## Written task
Return the lines below that carry the word "喜欢音乐活动".

## Available data

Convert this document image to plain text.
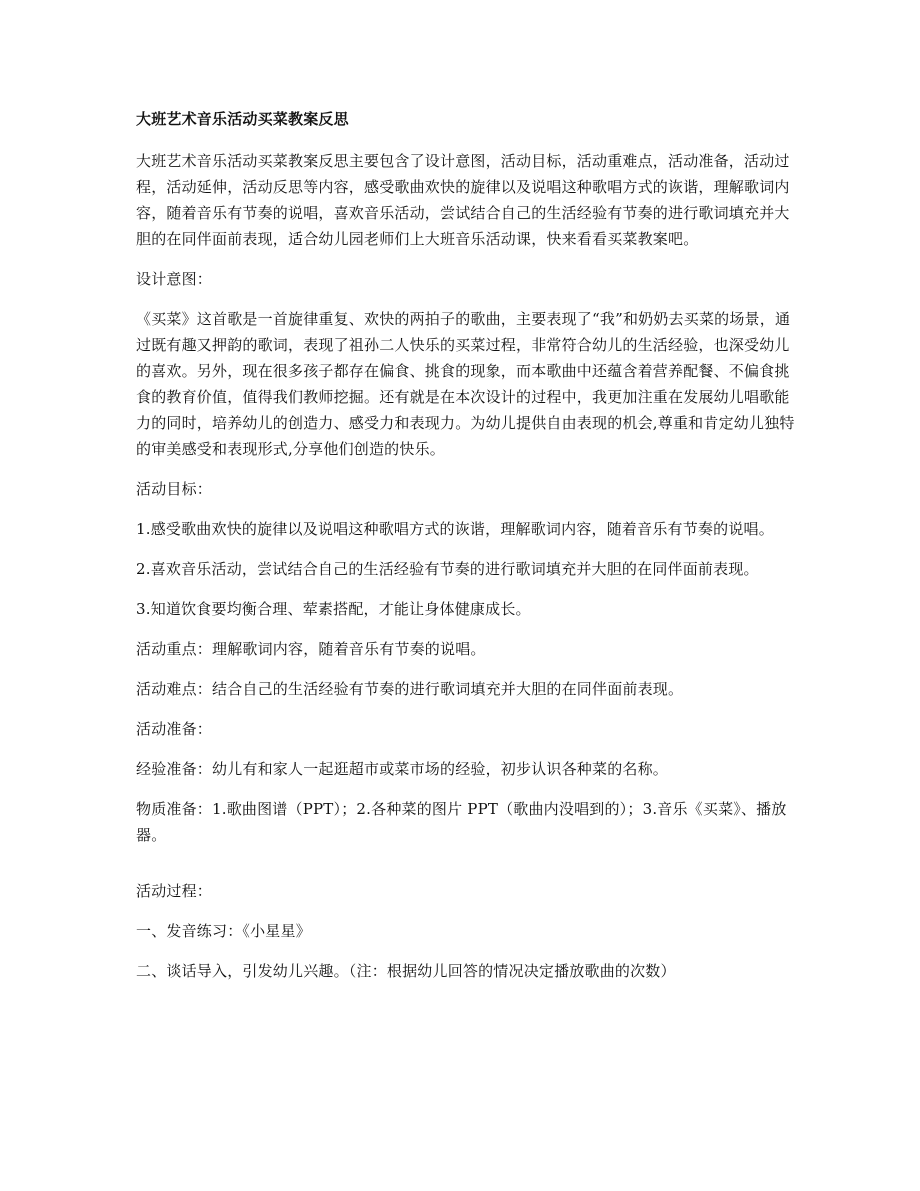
大班艺术音乐活动买菜教案反思

大班艺术音乐活动买菜教案反思主要包含了设计意图，活动目标，活动重难点，活动准备，活动过程，活动延伸，活动反思等内容，感受歌曲欢快的旋律以及说唱这种歌唱方式的诙谐，理解歌词内容，随着音乐有节奏的说唱，喜欢音乐活动，尝试结合自己的生活经验有节奏的进行歌词填充并大胆的在同伴面前表现，适合幼儿园老师们上大班音乐活动课，快来看看买菜教案吧。

设计意图：

《买菜》这首歌是一首旋律重复、欢快的两拍子的歌曲，主要表现了“我”和奶奶去买菜的场景，通过既有趣又押韵的歌词，表现了祖孙二人快乐的买菜过程，非常符合幼儿的生活经验，也深受幼儿的喜欢。另外，现在很多孩子都存在偏食、挑食的现象，而本歌曲中还蕴含着营养配餐、不偏食挑食的教育价值，值得我们教师挖掘。还有就是在本次设计的过程中，我更加注重在发展幼儿唱歌能力的同时，培养幼儿的创造力、感受力和表现力。为幼儿提供自由表现的机会,尊重和肯定幼儿独特的审美感受和表现形式,分享他们创造的快乐。

活动目标：

1.感受歌曲欢快的旋律以及说唱这种歌唱方式的诙谐，理解歌词内容，随着音乐有节奏的说唱。

2.喜欢音乐活动，尝试结合自己的生活经验有节奏的进行歌词填充并大胆的在同伴面前表现。

3.知道饮食要均衡合理、荤素搭配，才能让身体健康成长。

活动重点：理解歌词内容，随着音乐有节奏的说唱。

活动难点：结合自己的生活经验有节奏的进行歌词填充并大胆的在同伴面前表现。

活动准备：

经验准备：幼儿有和家人一起逛超市或菜市场的经验，初步认识各种菜的名称。

物质准备：1.歌曲图谱（PPT）；2.各种菜的图片 PPT（歌曲内没唱到的）；3.音乐《买菜》、播放器。

活动过程：

一、发音练习：《小星星》

二、谈话导入，引发幼儿兴趣。（注：根据幼儿回答的情况决定播放歌曲的次数）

## Response for this exercise
大班艺术音乐活动买菜教案反思主要包含了设计意图，活动目标，活动重难点，活动准备，活动过程，活动延伸，活动反思等内容，感受歌曲欢快的旋律以及说唱这种歌唱方式的诙谐，理解歌词内容，随着音乐有节奏的说唱，喜欢音乐活动，尝试结合自己的生活经验有节奏的进行歌词填充并大胆的在同伴面前表现，适合幼儿园老师们上大班音乐活动课，快来看看买菜教案吧。
2.喜欢音乐活动，尝试结合自己的生活经验有节奏的进行歌词填充并大胆的在同伴面前表现。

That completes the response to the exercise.